- [TEXTE EXTRAIT]:
──────────
Un monde changeant
Les
paradoxes de la politique étrangère
russe
Fedor Loukianov
Fedor
Loukianov - © RIA Novosti. Alexei Naumov
Samedi 28 décembre 2013
Un monde
changeant" par Fedor Loukianov
Source:
RIA Novosti
La Russie s’apprête à entamer l'année
2014 avec un bilan paradoxal en
politique étrangère.
Il est indéniable que le poids du
pays sur l'arène internationale a
augmenté ces douze derniers mois.
Si l’on évaluait la Russie sur
l'habileté de sa politique étrangère et
son aptitude à atteindre ses objectifs –
en Syrie, en Iran, au sujet de l'Union
douanière et en Ukraine – le
gouvernement et le ministère des
Affaires étrangères (MAE) mériteraient
la plus haute note.
Le fait que le magazine Forbes place
Vladimir Poutine en tête des dirigeants
les plus influents du monde n’est pas un
hasard, pas plus que les articles parus
sur le ministre russe des Affaires
étrangères Sergueï Lavrov dans deux des
plus grandes revues occidentales, qui
l'ont reconnu comme l'un des plus grands
diplomates de notre époque.
Paradoxalement, tous ces succès
contrastent de plus en plus avec la
perception que l’opinion publique
étrangère de la Russie et la façon
dont les citoyens russes considèrent la
politique étrangère de leur pays.
Au niveau international en effet,
même si ceux qui reconnaissent et
apprécient la subtilité de la politique
étrangère russe sont nombreux, les
observateurs occidentaux et orientaux
voient toujours la Russie comme un pays
en déclin.
Selon une opinion répandue, le rôle
de la Russie dans le monde va diminuer à
cause de sa structure économique
actuelle, très dépendante de la
conjoncture internationale et des
tendances démographiques - qui peuvent
être rectifiées mais pas changer
significativement.
──────────
- [EXTRAIT DES DONNÉES]:

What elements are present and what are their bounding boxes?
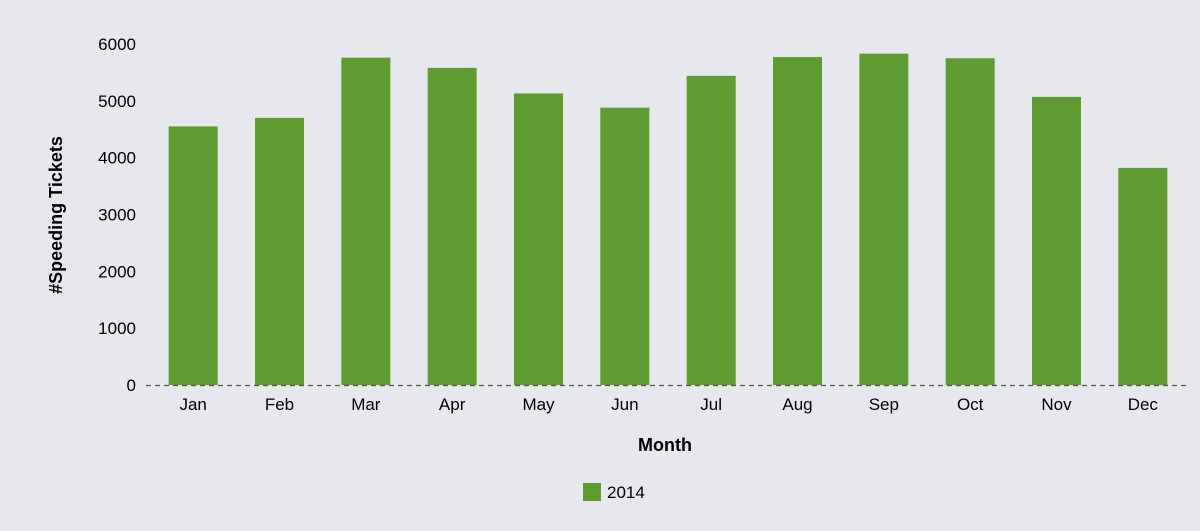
──────────
- [À FAIRE]: Reportez mot pour mot le passage de l'article sur la politique étrangère russe qui commence aux mots contenant « Selon une opinion » et se termine après « significativement. ».

- [SORTIE ATTENDUE]:
Selon une opinion répandue, le rôle
de la Russie dans le monde va diminuer à
cause de sa structure économique
actuelle, très dépendante de la
conjoncture internationale et des
tendances démographiques - qui peuvent
être rectifiées mais pas changer
significativement.